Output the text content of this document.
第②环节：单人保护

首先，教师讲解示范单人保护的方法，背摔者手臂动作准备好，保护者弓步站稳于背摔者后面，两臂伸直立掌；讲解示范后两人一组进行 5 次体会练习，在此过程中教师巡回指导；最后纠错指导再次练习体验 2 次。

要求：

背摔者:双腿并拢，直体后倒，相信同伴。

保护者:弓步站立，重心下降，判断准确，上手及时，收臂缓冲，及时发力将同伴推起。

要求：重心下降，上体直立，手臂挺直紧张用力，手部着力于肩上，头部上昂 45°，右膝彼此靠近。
——
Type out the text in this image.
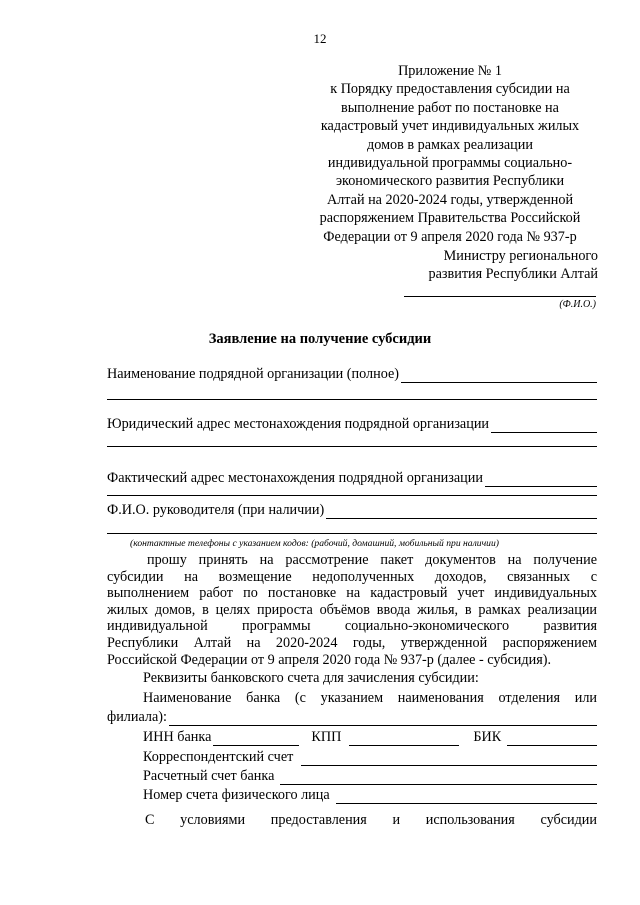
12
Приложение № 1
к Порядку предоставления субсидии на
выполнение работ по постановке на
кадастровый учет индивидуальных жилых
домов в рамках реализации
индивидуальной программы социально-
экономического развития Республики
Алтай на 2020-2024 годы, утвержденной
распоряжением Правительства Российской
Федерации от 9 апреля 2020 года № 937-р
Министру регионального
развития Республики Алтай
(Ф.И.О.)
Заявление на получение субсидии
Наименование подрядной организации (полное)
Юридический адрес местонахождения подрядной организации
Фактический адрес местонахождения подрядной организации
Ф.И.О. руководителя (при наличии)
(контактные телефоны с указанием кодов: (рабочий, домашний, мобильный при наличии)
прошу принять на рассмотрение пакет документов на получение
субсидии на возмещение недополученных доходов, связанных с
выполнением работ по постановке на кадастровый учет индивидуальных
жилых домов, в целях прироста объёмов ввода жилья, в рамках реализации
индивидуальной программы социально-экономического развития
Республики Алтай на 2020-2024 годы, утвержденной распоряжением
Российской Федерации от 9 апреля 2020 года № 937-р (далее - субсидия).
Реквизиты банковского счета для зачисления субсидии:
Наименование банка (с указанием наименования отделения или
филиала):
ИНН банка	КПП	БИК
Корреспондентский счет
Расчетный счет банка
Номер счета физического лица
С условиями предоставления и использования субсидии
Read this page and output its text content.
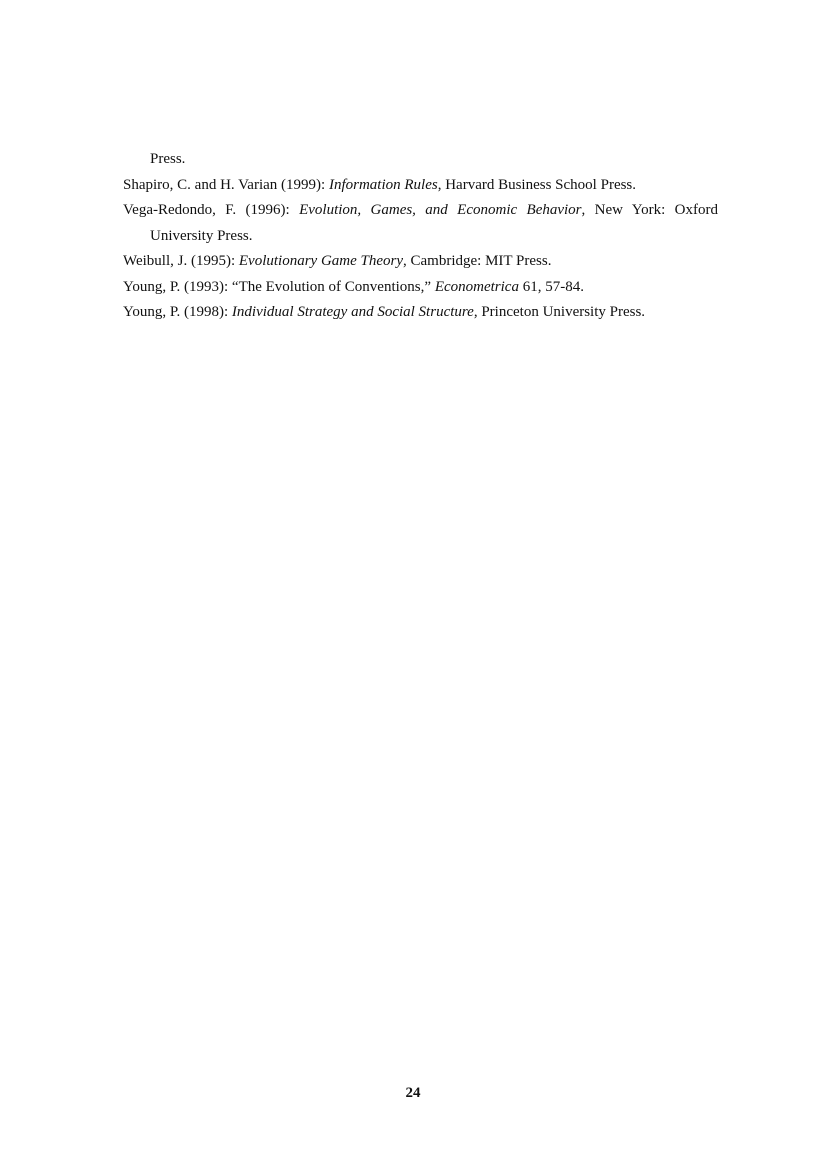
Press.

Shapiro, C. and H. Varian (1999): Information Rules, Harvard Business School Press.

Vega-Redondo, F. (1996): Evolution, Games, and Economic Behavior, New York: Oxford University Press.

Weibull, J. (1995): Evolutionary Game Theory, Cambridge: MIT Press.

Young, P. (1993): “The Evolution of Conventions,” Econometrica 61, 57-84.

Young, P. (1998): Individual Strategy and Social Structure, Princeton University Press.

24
——
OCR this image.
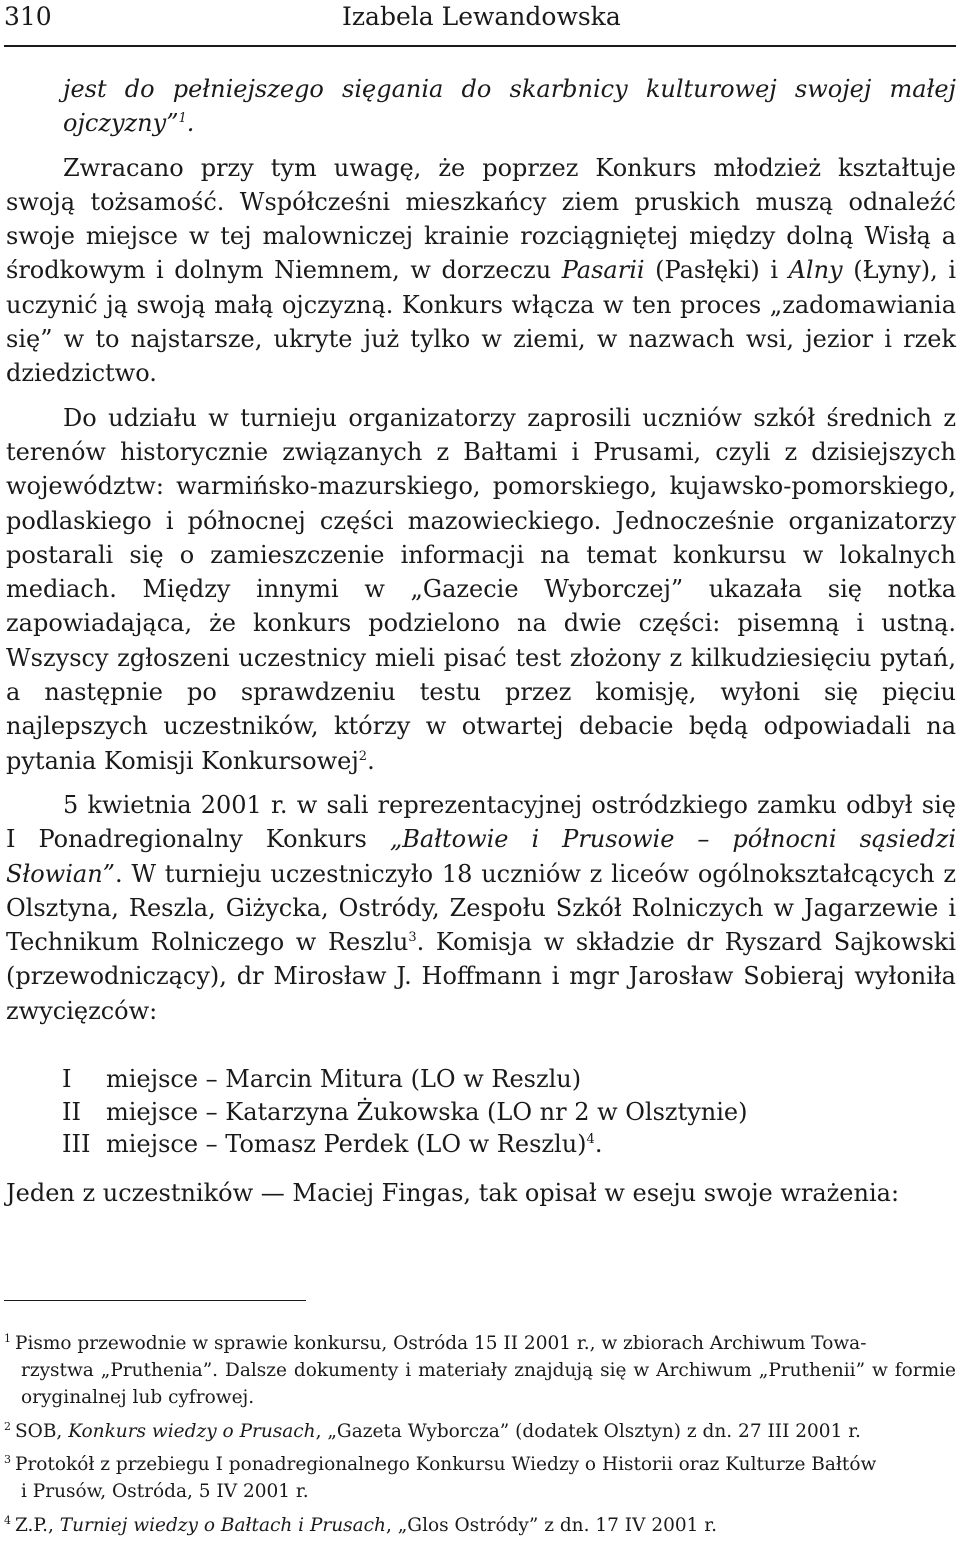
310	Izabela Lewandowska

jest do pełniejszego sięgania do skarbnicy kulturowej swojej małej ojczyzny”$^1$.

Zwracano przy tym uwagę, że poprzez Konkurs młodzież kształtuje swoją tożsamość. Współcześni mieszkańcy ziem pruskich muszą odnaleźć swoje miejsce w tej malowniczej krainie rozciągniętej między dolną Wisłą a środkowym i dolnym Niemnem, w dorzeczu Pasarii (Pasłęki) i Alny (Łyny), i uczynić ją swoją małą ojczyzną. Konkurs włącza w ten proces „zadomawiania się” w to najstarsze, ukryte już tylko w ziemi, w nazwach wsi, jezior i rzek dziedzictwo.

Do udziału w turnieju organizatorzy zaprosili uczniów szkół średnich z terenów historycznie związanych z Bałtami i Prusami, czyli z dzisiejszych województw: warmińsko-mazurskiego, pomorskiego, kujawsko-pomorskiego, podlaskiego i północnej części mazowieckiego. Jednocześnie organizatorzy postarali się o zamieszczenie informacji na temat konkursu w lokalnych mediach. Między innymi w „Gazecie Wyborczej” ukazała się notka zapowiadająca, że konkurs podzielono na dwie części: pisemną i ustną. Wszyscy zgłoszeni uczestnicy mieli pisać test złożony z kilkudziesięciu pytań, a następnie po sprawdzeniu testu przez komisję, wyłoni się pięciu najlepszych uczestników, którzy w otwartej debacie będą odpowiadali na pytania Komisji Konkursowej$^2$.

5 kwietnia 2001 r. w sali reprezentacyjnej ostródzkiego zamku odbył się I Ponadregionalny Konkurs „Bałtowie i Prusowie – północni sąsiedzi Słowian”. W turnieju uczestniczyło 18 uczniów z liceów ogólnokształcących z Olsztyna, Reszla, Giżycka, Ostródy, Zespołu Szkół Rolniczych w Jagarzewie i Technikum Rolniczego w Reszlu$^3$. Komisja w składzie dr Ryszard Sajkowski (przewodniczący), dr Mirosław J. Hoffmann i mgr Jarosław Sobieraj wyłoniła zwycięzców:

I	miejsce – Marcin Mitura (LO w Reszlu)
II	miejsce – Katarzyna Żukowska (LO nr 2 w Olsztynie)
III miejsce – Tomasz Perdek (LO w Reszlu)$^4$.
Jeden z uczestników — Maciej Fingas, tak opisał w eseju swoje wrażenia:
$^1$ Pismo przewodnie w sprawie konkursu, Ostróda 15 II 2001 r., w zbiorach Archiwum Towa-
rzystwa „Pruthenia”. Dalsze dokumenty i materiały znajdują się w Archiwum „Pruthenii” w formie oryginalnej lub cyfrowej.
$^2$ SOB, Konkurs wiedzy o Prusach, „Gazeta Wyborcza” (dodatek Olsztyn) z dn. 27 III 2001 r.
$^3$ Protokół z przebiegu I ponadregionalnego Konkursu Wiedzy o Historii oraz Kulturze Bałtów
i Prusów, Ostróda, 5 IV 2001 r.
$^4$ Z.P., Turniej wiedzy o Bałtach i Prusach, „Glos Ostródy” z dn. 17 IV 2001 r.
——
Each line that holds the word "индивидуальной" is to be copied.

индивидуальной программы социально-
индивидуальной программы социально-экономического развития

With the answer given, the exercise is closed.